◆ **Material for the task**:
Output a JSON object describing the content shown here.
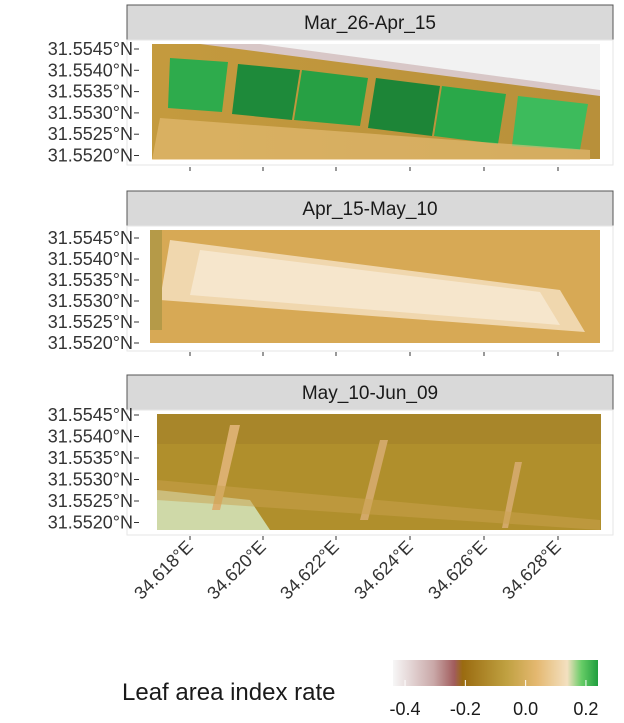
{
  "panels": [
    {
      "title": "Mar_26-Apr_15"
    },
    {
      "title": "Apr_15-May_10"
    },
    {
      "title": "May_10-Jun_09"
    }
  ],
  "y_tick_labels": [
    "31.5545°N",
    "31.5540°N",
    "31.5535°N",
    "31.5530°N",
    "31.5525°N",
    "31.5520°N"
  ],
  "x_tick_labels": [
    "34.618°E",
    "34.620°E",
    "34.622°E",
    "34.624°E",
    "34.626°E",
    "34.628°E"
  ],
  "legend": {
    "title": "Leaf area index rate",
    "lim": [
      -0.44,
      0.24
    ],
    "ticks": [
      -0.4,
      -0.2,
      {
        "value": 0,
        "label": "0.0"
      },
      0.2
    ]
  }
}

◆ **Your instructions**:
Leave out the pictures and reproduce the rest of the listing exactly.

◆ **Response to the exercise**:
Output a JSON object describing the content shown here.
{
  "panels": [
    {
      "title": "Mar_26-Apr_15"
    },
    {
      "title": "Apr_15-May_10"
    },
    {
      "title": "May_10-Jun_09"
    }
  ],
  "y_tick_labels": [
    "31.5545°N",
    "31.5540°N",
    "31.5535°N",
    "31.5530°N",
    "31.5525°N",
    "31.5520°N"
  ],
  "x_tick_labels": [
    "34.618°E",
    "34.620°E",
    "34.622°E",
    "34.624°E",
    "34.626°E",
    "34.628°E"
  ],
  "legend": {
    "title": "Leaf area index rate",
    "lim": [
      -0.44,
      0.24
    ],
    "ticks": [
      -0.4,
      -0.2,
      {
        "value": 0,
        "label": "0.0"
      },
      0.2
    ]
  }
}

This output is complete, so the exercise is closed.